Gather all lines from the material that contain "members".

━━━━━ Raw records

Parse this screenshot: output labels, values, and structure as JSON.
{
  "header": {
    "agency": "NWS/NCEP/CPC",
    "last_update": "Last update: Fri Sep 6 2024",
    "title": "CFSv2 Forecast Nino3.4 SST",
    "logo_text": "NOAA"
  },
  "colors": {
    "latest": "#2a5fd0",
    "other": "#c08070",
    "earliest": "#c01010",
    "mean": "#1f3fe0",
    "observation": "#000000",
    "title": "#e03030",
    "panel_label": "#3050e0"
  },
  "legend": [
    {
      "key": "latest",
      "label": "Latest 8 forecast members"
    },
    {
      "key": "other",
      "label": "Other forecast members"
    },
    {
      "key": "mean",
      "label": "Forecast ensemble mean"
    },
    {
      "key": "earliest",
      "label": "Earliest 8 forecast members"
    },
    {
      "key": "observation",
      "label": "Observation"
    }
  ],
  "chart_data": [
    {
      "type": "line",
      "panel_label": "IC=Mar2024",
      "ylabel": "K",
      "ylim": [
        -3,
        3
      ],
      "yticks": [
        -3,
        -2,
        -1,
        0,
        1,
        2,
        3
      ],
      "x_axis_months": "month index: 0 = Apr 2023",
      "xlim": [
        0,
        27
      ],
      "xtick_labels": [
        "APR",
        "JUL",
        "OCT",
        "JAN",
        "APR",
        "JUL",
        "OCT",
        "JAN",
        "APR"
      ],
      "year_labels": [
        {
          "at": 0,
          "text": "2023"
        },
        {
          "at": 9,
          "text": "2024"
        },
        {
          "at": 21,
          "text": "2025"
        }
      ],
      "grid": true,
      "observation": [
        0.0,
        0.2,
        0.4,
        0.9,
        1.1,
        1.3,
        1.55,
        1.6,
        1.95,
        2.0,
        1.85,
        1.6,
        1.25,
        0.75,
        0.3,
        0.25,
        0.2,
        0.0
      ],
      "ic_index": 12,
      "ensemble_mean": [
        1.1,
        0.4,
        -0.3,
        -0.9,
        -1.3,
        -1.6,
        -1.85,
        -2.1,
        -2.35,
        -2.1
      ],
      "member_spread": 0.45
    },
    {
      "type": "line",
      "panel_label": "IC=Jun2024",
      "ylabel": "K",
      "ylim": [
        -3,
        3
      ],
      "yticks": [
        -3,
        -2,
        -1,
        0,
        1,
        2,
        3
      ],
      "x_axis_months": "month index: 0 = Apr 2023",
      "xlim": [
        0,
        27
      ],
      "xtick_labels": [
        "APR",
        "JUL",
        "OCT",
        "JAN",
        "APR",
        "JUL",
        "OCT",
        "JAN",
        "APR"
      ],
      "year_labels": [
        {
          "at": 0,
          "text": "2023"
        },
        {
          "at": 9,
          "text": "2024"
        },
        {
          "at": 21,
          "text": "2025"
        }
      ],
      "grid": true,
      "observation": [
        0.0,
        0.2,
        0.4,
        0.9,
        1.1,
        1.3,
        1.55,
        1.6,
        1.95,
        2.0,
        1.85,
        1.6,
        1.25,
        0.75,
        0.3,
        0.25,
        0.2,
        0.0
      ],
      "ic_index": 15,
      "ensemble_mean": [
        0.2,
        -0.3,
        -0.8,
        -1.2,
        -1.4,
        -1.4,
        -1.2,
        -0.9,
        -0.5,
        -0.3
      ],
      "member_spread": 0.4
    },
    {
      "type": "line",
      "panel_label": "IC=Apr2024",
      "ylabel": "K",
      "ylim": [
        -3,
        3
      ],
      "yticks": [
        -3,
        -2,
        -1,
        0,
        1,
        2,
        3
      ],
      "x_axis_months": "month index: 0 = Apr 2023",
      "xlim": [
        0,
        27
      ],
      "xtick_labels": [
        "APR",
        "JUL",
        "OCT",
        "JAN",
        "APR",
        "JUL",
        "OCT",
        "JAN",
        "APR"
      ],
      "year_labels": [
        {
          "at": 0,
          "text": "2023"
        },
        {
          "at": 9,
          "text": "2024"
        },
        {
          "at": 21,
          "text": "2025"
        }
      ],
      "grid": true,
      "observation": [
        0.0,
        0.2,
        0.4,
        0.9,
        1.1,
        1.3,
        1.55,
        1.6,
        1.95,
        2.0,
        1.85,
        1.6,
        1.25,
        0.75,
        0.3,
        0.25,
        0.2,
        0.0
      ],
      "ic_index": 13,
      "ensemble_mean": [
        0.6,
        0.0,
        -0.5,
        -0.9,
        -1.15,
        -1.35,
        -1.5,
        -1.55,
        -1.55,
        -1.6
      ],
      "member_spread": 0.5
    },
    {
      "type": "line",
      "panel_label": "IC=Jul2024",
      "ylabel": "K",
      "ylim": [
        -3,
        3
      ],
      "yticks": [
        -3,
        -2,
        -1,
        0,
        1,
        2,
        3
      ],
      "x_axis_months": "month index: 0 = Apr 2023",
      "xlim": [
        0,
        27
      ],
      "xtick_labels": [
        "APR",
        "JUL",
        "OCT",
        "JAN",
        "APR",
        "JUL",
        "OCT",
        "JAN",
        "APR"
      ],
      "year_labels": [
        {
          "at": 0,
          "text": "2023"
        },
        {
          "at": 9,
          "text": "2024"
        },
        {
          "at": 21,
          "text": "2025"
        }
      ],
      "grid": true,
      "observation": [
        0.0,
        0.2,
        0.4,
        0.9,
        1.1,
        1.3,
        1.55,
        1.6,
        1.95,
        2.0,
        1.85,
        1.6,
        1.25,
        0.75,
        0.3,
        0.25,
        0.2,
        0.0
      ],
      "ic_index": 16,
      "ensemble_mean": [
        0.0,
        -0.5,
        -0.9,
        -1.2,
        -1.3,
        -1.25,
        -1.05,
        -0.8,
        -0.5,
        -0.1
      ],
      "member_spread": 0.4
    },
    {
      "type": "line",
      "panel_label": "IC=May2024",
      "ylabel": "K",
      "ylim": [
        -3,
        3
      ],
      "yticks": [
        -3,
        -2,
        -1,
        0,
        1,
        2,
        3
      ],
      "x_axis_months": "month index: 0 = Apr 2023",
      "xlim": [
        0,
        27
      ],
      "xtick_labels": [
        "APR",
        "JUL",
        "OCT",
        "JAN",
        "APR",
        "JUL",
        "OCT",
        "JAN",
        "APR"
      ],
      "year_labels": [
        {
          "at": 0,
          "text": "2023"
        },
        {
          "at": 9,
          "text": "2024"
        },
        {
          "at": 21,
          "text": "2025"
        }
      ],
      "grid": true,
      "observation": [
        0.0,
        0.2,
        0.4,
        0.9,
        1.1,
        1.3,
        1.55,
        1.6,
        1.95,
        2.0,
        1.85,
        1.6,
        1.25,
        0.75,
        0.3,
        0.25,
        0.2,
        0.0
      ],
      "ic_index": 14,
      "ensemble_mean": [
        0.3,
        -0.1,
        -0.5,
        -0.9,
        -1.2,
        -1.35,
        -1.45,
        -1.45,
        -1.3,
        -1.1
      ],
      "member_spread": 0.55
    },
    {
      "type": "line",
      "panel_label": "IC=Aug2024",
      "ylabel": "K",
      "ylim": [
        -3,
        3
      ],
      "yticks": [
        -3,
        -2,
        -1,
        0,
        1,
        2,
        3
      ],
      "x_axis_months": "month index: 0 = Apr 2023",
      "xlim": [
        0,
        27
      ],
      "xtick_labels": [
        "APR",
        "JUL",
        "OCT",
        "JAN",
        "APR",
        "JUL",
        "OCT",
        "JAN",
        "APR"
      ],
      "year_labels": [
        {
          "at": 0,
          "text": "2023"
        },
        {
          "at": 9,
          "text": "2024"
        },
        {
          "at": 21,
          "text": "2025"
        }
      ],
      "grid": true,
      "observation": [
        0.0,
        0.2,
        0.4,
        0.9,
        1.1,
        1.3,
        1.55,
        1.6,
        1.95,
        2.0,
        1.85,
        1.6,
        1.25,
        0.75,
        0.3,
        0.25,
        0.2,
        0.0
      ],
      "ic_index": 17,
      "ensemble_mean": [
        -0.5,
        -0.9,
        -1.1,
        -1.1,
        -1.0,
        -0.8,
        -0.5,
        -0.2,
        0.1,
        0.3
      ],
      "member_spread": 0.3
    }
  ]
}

━━━━━━━━━━

■ **Correct result**
      "label": "Latest 8 forecast members"
      "label": "Other forecast members"
      "label": "Earliest 8 forecast members"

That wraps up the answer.